**** Data lines ****
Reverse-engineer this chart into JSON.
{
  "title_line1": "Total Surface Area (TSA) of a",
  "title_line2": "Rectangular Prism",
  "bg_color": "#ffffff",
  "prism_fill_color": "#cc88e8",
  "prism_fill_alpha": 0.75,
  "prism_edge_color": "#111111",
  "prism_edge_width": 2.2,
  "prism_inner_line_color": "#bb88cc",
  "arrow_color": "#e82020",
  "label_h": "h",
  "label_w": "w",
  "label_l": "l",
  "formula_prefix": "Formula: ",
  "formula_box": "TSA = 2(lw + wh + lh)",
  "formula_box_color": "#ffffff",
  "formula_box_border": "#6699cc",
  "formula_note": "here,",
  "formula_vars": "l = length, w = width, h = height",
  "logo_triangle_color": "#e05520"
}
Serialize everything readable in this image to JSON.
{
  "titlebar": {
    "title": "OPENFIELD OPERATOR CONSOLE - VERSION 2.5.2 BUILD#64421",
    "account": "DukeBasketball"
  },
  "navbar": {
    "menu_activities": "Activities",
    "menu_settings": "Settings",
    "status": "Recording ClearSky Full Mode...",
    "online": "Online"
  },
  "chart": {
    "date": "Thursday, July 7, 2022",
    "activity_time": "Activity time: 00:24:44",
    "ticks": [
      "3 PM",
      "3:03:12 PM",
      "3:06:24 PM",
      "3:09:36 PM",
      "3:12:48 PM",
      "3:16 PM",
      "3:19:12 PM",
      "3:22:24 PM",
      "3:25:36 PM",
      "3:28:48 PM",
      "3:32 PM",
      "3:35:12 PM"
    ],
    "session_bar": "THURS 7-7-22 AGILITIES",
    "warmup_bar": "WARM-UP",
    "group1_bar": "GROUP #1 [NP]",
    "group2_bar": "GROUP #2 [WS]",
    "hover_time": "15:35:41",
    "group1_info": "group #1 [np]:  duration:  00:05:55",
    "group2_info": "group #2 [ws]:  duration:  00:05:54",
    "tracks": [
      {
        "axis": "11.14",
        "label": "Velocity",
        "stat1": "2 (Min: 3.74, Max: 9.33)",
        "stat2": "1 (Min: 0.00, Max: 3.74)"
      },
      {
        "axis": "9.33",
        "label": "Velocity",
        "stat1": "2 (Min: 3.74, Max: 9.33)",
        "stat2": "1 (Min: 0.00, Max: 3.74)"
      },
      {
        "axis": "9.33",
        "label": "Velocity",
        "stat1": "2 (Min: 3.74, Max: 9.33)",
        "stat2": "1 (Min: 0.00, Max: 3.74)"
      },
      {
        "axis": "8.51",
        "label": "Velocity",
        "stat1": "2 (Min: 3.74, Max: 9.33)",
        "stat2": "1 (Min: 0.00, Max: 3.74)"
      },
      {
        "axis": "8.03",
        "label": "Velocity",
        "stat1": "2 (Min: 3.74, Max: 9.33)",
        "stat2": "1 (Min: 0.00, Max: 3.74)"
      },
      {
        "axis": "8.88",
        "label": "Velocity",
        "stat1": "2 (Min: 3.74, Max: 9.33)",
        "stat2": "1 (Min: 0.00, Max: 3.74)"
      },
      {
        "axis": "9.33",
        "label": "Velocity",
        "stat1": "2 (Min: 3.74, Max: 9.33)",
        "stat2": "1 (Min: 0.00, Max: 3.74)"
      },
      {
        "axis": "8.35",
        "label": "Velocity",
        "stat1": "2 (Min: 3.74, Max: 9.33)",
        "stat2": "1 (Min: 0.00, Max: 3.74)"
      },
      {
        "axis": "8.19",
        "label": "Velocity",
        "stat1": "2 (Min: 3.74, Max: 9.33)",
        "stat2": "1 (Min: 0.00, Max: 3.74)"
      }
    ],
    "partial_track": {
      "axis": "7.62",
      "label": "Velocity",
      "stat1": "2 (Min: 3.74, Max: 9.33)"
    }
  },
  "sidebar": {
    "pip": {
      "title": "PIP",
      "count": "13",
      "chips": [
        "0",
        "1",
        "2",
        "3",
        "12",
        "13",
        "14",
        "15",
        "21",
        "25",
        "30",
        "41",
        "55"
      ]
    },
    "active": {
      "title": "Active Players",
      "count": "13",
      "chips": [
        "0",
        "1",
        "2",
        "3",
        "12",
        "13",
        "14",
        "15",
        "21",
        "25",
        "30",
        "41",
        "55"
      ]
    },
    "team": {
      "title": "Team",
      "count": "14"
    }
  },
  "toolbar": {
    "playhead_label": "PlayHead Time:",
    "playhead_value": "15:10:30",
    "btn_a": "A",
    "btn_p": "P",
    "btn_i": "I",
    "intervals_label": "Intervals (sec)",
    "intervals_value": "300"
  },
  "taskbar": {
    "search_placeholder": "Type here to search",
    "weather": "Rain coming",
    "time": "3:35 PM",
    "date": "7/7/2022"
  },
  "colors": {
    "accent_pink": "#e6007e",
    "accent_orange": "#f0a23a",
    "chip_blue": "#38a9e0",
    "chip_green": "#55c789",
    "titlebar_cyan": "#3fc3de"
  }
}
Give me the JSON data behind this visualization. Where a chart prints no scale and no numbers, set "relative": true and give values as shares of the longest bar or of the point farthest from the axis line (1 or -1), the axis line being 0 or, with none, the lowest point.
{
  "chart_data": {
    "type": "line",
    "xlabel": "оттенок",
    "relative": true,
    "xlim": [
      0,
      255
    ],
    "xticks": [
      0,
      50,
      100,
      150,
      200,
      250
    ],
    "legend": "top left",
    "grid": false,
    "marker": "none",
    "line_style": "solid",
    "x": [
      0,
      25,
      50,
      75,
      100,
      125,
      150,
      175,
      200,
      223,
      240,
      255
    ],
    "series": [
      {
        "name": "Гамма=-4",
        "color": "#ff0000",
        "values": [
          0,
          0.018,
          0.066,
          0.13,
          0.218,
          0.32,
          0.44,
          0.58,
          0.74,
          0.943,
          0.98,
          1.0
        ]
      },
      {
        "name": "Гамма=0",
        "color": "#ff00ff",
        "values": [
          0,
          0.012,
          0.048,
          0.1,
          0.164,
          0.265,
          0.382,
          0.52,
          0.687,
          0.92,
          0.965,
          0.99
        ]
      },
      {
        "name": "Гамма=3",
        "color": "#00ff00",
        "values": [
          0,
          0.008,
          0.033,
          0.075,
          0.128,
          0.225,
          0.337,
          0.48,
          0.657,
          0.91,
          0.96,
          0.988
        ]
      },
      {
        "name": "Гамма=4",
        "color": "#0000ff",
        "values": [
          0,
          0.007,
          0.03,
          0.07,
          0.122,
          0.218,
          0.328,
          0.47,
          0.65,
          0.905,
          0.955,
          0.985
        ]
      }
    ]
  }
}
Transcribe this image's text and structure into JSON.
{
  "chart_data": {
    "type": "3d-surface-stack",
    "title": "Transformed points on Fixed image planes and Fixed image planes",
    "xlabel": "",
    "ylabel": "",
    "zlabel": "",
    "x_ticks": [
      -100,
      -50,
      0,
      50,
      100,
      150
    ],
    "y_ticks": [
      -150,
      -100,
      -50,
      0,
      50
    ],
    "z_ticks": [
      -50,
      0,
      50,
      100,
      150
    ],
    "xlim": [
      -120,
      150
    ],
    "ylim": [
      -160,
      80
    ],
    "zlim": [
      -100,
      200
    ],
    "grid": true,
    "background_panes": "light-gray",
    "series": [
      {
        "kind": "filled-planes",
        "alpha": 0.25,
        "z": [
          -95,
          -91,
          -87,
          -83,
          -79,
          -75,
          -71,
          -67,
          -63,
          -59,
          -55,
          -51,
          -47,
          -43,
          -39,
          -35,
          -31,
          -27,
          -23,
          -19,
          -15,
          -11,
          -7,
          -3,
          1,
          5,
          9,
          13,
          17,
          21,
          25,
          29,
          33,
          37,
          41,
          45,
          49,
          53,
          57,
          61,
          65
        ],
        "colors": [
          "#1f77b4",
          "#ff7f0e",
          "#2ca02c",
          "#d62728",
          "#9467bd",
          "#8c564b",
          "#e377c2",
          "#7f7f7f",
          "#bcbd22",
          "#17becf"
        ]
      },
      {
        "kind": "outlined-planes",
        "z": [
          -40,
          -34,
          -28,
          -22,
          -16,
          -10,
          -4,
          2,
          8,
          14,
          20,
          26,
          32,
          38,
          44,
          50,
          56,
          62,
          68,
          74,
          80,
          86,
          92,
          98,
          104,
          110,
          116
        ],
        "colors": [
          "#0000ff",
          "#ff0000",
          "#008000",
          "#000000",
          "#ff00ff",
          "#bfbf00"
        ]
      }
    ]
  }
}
****
* [What is needed]
Search the data for the string "relative". List each line that has it.

* [Response]
Give me the JSON data behind this visualization. Where a chart prints no scale and no numbers, set "relative": true and give values as shares of the longest bar or of the point farthest from the axis line (1 or -1), the axis line being 0 or, with none, the lowest point.
    "relative": true,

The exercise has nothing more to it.